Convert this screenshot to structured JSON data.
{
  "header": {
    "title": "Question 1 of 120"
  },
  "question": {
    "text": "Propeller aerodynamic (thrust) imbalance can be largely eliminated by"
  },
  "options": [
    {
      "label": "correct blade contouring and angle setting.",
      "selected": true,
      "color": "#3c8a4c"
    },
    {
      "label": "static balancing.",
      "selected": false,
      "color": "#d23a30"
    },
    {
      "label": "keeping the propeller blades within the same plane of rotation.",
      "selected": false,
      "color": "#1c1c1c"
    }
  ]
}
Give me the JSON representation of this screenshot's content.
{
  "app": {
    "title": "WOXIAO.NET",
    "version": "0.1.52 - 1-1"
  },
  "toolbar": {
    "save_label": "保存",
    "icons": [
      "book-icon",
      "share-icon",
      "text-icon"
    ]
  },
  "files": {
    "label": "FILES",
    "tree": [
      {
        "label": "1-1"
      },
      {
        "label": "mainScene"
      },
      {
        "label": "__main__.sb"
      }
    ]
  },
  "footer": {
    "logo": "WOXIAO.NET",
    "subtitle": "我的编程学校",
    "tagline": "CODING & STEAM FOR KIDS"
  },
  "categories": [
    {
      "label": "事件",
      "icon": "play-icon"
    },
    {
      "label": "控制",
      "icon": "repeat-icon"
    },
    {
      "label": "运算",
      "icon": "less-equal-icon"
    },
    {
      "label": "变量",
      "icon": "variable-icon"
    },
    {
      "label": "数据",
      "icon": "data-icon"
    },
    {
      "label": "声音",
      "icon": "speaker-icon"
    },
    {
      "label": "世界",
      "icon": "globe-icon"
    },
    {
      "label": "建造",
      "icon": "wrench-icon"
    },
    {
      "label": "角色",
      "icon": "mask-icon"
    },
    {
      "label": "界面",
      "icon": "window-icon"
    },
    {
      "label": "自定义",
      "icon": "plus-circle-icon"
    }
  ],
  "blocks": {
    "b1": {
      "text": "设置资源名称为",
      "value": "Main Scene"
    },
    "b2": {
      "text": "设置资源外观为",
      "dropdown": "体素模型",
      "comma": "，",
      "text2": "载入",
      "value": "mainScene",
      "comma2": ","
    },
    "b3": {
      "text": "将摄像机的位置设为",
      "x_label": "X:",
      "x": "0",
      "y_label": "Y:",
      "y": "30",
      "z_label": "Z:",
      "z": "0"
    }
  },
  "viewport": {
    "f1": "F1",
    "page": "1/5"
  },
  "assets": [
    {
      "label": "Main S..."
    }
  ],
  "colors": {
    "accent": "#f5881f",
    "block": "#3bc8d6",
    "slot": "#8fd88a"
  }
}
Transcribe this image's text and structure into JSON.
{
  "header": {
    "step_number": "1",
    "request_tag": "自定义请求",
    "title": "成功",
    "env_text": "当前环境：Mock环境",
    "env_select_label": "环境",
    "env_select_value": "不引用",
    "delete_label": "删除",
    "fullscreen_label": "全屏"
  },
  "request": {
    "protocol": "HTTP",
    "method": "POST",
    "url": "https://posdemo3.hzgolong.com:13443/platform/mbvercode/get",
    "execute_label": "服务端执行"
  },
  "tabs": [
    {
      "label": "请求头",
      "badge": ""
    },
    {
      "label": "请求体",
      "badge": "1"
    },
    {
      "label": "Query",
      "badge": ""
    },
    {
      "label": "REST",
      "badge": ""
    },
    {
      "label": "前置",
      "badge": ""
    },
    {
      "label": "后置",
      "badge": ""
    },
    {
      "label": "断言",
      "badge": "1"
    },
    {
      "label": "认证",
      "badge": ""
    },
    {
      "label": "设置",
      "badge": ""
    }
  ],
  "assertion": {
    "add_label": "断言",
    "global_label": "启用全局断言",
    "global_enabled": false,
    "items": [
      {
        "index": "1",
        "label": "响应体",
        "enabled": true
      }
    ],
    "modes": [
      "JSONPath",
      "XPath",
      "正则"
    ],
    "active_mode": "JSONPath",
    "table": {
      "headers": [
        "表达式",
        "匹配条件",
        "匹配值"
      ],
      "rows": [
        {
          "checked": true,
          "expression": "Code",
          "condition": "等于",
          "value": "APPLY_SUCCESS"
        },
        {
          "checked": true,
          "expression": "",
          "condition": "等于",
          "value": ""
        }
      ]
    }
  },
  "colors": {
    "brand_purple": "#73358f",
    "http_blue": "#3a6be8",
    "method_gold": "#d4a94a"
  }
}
========
[Task details] In the listing above, find each line with the word "true" and copy it.

[Correct result]
      "selected": true,
        "enabled": true
          "checked": true,
          "checked": true,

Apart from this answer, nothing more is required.